[Item position rows]
** START **
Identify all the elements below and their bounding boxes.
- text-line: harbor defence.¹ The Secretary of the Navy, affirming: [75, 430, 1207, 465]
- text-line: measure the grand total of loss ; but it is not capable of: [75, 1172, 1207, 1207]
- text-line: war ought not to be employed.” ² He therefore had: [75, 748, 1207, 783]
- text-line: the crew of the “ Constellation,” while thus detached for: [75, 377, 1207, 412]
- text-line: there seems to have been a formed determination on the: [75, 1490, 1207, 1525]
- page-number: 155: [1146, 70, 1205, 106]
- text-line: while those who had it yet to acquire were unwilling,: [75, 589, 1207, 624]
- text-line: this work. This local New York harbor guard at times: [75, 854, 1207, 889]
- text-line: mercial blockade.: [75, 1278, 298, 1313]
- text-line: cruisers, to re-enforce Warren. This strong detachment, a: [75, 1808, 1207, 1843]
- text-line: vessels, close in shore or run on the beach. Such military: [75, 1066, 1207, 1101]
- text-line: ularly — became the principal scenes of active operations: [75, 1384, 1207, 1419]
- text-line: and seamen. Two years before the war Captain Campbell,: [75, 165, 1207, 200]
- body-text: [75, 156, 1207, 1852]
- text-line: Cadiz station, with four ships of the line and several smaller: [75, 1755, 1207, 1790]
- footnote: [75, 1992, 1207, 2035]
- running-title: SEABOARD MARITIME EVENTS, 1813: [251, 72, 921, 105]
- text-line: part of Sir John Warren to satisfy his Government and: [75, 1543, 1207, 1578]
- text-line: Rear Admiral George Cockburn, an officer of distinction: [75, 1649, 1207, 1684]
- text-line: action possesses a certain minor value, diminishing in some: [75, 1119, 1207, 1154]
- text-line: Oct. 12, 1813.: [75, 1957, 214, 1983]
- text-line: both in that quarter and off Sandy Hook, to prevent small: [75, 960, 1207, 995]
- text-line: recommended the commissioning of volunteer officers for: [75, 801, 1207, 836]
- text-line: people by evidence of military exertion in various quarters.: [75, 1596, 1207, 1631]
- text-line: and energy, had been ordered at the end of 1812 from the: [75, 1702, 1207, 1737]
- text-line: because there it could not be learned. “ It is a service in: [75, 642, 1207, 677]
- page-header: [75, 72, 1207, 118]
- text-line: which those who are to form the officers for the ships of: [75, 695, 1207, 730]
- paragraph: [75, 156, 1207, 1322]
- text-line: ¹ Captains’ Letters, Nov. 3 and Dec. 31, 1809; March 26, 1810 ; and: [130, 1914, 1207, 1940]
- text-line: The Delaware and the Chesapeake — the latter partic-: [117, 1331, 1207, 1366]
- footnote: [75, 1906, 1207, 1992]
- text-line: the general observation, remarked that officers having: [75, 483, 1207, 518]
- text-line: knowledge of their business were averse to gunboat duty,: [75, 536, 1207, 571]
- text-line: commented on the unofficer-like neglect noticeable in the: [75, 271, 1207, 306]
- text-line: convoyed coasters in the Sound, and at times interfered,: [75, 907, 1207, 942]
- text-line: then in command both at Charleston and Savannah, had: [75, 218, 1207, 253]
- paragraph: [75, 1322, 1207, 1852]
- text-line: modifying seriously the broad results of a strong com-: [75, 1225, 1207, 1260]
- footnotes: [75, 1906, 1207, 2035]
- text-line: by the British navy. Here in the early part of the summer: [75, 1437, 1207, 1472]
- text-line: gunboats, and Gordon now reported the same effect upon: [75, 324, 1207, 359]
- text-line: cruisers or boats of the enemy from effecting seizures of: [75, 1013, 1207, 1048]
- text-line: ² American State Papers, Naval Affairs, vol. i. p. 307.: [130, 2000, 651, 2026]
** END **
» **Task description**
Copy all of the rows above word for word, with every box number unchanged.

» **Result of the task**
Identify all the elements below and their bounding boxes.
- text-line: harbor defence.¹ The Secretary of the Navy, affirming: [75, 430, 1207, 465]
- text-line: measure the grand total of loss ; but it is not capable of: [75, 1172, 1207, 1207]
- text-line: war ought not to be employed.” ² He therefore had: [75, 748, 1207, 783]
- text-line: the crew of the “ Constellation,” while thus detached for: [75, 377, 1207, 412]
- text-line: there seems to have been a formed determination on the: [75, 1490, 1207, 1525]
- page-number: 155: [1146, 70, 1205, 106]
- text-line: while those who had it yet to acquire were unwilling,: [75, 589, 1207, 624]
- text-line: this work. This local New York harbor guard at times: [75, 854, 1207, 889]
- text-line: mercial blockade.: [75, 1278, 298, 1313]
- text-line: cruisers, to re-enforce Warren. This strong detachment, a: [75, 1808, 1207, 1843]
- text-line: vessels, close in shore or run on the beach. Such military: [75, 1066, 1207, 1101]
- text-line: ularly — became the principal scenes of active operations: [75, 1384, 1207, 1419]
- text-line: and seamen. Two years before the war Captain Campbell,: [75, 165, 1207, 200]
- body-text: [75, 156, 1207, 1852]
- text-line: Cadiz station, with four ships of the line and several smaller: [75, 1755, 1207, 1790]
- footnote: [75, 1992, 1207, 2035]
- running-title: SEABOARD MARITIME EVENTS, 1813: [251, 72, 921, 105]
- text-line: part of Sir John Warren to satisfy his Government and: [75, 1543, 1207, 1578]
- text-line: Rear Admiral George Cockburn, an officer of distinction: [75, 1649, 1207, 1684]
- text-line: action possesses a certain minor value, diminishing in some: [75, 1119, 1207, 1154]
- text-line: Oct. 12, 1813.: [75, 1957, 214, 1983]
- text-line: both in that quarter and off Sandy Hook, to prevent small: [75, 960, 1207, 995]
- text-line: recommended the commissioning of volunteer officers for: [75, 801, 1207, 836]
- text-line: people by evidence of military exertion in various quarters.: [75, 1596, 1207, 1631]
- text-line: and energy, had been ordered at the end of 1812 from the: [75, 1702, 1207, 1737]
- text-line: because there it could not be learned. “ It is a service in: [75, 642, 1207, 677]
- page-header: [75, 72, 1207, 118]
- text-line: which those who are to form the officers for the ships of: [75, 695, 1207, 730]
- paragraph: [75, 156, 1207, 1322]
- text-line: ¹ Captains’ Letters, Nov. 3 and Dec. 31, 1809; March 26, 1810 ; and: [130, 1914, 1207, 1940]
- text-line: The Delaware and the Chesapeake — the latter partic-: [117, 1331, 1207, 1366]
- footnote: [75, 1906, 1207, 1992]
- text-line: the general observation, remarked that officers having: [75, 483, 1207, 518]
- text-line: knowledge of their business were averse to gunboat duty,: [75, 536, 1207, 571]
- text-line: commented on the unofficer-like neglect noticeable in the: [75, 271, 1207, 306]
- text-line: convoyed coasters in the Sound, and at times interfered,: [75, 907, 1207, 942]
- text-line: then in command both at Charleston and Savannah, had: [75, 218, 1207, 253]
- paragraph: [75, 1322, 1207, 1852]
- text-line: modifying seriously the broad results of a strong com-: [75, 1225, 1207, 1260]
- footnotes: [75, 1906, 1207, 2035]
- text-line: by the British navy. Here in the early part of the summer: [75, 1437, 1207, 1472]
- text-line: gunboats, and Gordon now reported the same effect upon: [75, 324, 1207, 359]
- text-line: cruisers or boats of the enemy from effecting seizures of: [75, 1013, 1207, 1048]
- text-line: ² American State Papers, Naval Affairs, vol. i. p. 307.: [130, 2000, 651, 2026]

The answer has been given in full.